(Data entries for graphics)
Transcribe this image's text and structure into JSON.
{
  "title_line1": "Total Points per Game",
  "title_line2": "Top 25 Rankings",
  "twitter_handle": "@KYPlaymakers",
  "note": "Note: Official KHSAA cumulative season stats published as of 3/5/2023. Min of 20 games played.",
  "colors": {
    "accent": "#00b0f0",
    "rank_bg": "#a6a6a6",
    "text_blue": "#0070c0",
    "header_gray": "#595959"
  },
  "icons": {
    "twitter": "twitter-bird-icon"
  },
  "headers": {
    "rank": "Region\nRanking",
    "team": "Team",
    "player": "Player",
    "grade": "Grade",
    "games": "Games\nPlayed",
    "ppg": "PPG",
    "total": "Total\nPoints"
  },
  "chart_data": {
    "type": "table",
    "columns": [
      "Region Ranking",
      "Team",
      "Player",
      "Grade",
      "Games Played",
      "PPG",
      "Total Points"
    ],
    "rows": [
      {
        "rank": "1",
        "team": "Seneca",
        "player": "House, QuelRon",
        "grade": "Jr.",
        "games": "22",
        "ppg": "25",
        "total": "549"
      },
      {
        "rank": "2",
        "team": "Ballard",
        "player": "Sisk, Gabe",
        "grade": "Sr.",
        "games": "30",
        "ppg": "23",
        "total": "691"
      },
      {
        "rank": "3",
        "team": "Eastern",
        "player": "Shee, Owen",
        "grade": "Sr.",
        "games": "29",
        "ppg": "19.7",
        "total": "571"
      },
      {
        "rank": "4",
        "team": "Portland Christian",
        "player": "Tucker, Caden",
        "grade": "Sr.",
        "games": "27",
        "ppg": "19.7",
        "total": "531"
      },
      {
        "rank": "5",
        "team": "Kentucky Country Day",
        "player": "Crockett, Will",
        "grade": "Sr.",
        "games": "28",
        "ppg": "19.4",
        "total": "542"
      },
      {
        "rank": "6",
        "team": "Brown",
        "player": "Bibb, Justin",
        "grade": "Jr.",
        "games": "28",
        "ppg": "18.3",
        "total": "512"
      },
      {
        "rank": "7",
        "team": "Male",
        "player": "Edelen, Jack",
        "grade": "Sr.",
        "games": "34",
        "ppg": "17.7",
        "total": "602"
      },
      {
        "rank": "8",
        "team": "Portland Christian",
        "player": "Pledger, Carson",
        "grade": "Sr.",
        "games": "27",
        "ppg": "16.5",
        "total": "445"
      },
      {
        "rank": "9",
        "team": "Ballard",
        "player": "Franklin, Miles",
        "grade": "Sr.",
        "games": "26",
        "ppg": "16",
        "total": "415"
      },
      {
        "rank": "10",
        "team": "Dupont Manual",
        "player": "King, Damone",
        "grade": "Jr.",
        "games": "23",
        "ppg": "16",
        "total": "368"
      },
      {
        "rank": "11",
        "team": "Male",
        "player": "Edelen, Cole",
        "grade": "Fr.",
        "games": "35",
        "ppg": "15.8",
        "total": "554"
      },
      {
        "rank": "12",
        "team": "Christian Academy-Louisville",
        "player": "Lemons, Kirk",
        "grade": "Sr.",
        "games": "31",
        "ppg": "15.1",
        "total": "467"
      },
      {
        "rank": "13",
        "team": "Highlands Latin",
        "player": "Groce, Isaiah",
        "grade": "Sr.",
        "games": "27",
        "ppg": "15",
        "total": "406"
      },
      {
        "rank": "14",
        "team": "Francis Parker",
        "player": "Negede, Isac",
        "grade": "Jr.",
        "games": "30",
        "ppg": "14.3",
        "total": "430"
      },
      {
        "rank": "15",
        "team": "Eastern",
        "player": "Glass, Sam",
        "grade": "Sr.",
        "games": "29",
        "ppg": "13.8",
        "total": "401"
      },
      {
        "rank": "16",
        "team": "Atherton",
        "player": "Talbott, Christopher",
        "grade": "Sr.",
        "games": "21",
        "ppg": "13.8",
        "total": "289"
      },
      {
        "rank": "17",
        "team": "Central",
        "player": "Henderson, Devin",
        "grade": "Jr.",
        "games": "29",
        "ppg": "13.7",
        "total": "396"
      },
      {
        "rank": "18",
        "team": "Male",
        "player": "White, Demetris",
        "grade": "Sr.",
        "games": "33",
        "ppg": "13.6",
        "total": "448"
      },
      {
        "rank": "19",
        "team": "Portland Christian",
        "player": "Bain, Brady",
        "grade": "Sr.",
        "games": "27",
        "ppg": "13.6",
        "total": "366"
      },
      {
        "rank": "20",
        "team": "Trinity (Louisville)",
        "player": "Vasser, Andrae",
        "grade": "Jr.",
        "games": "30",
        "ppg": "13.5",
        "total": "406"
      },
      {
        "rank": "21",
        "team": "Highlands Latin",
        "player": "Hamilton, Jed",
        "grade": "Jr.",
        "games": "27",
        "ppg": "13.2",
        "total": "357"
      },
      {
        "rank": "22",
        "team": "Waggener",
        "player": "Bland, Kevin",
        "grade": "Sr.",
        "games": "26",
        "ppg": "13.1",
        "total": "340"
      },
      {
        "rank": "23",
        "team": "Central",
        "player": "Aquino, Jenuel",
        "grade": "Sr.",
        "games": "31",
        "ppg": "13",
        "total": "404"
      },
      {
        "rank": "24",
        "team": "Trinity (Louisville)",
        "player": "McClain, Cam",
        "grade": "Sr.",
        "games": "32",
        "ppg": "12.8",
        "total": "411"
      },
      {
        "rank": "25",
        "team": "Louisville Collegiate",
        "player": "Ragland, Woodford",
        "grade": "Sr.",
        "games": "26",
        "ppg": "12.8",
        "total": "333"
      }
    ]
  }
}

## WHAT YOU ARE ASKED TO DO
Write out every entry word for word.

## REPLY TO THE TASK
Transcribe this image's text and structure into JSON.
{
  "title_line1": "Total Points per Game",
  "title_line2": "Top 25 Rankings",
  "twitter_handle": "@KYPlaymakers",
  "note": "Note: Official KHSAA cumulative season stats published as of 3/5/2023. Min of 20 games played.",
  "colors": {
    "accent": "#00b0f0",
    "rank_bg": "#a6a6a6",
    "text_blue": "#0070c0",
    "header_gray": "#595959"
  },
  "icons": {
    "twitter": "twitter-bird-icon"
  },
  "headers": {
    "rank": "Region\nRanking",
    "team": "Team",
    "player": "Player",
    "grade": "Grade",
    "games": "Games\nPlayed",
    "ppg": "PPG",
    "total": "Total\nPoints"
  },
  "chart_data": {
    "type": "table",
    "columns": [
      "Region Ranking",
      "Team",
      "Player",
      "Grade",
      "Games Played",
      "PPG",
      "Total Points"
    ],
    "rows": [
      {
        "rank": "1",
        "team": "Seneca",
        "player": "House, QuelRon",
        "grade": "Jr.",
        "games": "22",
        "ppg": "25",
        "total": "549"
      },
      {
        "rank": "2",
        "team": "Ballard",
        "player": "Sisk, Gabe",
        "grade": "Sr.",
        "games": "30",
        "ppg": "23",
        "total": "691"
      },
      {
        "rank": "3",
        "team": "Eastern",
        "player": "Shee, Owen",
        "grade": "Sr.",
        "games": "29",
        "ppg": "19.7",
        "total": "571"
      },
      {
        "rank": "4",
        "team": "Portland Christian",
        "player": "Tucker, Caden",
        "grade": "Sr.",
        "games": "27",
        "ppg": "19.7",
        "total": "531"
      },
      {
        "rank": "5",
        "team": "Kentucky Country Day",
        "player": "Crockett, Will",
        "grade": "Sr.",
        "games": "28",
        "ppg": "19.4",
        "total": "542"
      },
      {
        "rank": "6",
        "team": "Brown",
        "player": "Bibb, Justin",
        "grade": "Jr.",
        "games": "28",
        "ppg": "18.3",
        "total": "512"
      },
      {
        "rank": "7",
        "team": "Male",
        "player": "Edelen, Jack",
        "grade": "Sr.",
        "games": "34",
        "ppg": "17.7",
        "total": "602"
      },
      {
        "rank": "8",
        "team": "Portland Christian",
        "player": "Pledger, Carson",
        "grade": "Sr.",
        "games": "27",
        "ppg": "16.5",
        "total": "445"
      },
      {
        "rank": "9",
        "team": "Ballard",
        "player": "Franklin, Miles",
        "grade": "Sr.",
        "games": "26",
        "ppg": "16",
        "total": "415"
      },
      {
        "rank": "10",
        "team": "Dupont Manual",
        "player": "King, Damone",
        "grade": "Jr.",
        "games": "23",
        "ppg": "16",
        "total": "368"
      },
      {
        "rank": "11",
        "team": "Male",
        "player": "Edelen, Cole",
        "grade": "Fr.",
        "games": "35",
        "ppg": "15.8",
        "total": "554"
      },
      {
        "rank": "12",
        "team": "Christian Academy-Louisville",
        "player": "Lemons, Kirk",
        "grade": "Sr.",
        "games": "31",
        "ppg": "15.1",
        "total": "467"
      },
      {
        "rank": "13",
        "team": "Highlands Latin",
        "player": "Groce, Isaiah",
        "grade": "Sr.",
        "games": "27",
        "ppg": "15",
        "total": "406"
      },
      {
        "rank": "14",
        "team": "Francis Parker",
        "player": "Negede, Isac",
        "grade": "Jr.",
        "games": "30",
        "ppg": "14.3",
        "total": "430"
      },
      {
        "rank": "15",
        "team": "Eastern",
        "player": "Glass, Sam",
        "grade": "Sr.",
        "games": "29",
        "ppg": "13.8",
        "total": "401"
      },
      {
        "rank": "16",
        "team": "Atherton",
        "player": "Talbott, Christopher",
        "grade": "Sr.",
        "games": "21",
        "ppg": "13.8",
        "total": "289"
      },
      {
        "rank": "17",
        "team": "Central",
        "player": "Henderson, Devin",
        "grade": "Jr.",
        "games": "29",
        "ppg": "13.7",
        "total": "396"
      },
      {
        "rank": "18",
        "team": "Male",
        "player": "White, Demetris",
        "grade": "Sr.",
        "games": "33",
        "ppg": "13.6",
        "total": "448"
      },
      {
        "rank": "19",
        "team": "Portland Christian",
        "player": "Bain, Brady",
        "grade": "Sr.",
        "games": "27",
        "ppg": "13.6",
        "total": "366"
      },
      {
        "rank": "20",
        "team": "Trinity (Louisville)",
        "player": "Vasser, Andrae",
        "grade": "Jr.",
        "games": "30",
        "ppg": "13.5",
        "total": "406"
      },
      {
        "rank": "21",
        "team": "Highlands Latin",
        "player": "Hamilton, Jed",
        "grade": "Jr.",
        "games": "27",
        "ppg": "13.2",
        "total": "357"
      },
      {
        "rank": "22",
        "team": "Waggener",
        "player": "Bland, Kevin",
        "grade": "Sr.",
        "games": "26",
        "ppg": "13.1",
        "total": "340"
      },
      {
        "rank": "23",
        "team": "Central",
        "player": "Aquino, Jenuel",
        "grade": "Sr.",
        "games": "31",
        "ppg": "13",
        "total": "404"
      },
      {
        "rank": "24",
        "team": "Trinity (Louisville)",
        "player": "McClain, Cam",
        "grade": "Sr.",
        "games": "32",
        "ppg": "12.8",
        "total": "411"
      },
      {
        "rank": "25",
        "team": "Louisville Collegiate",
        "player": "Ragland, Woodford",
        "grade": "Sr.",
        "games": "26",
        "ppg": "12.8",
        "total": "333"
      }
    ]
  }
}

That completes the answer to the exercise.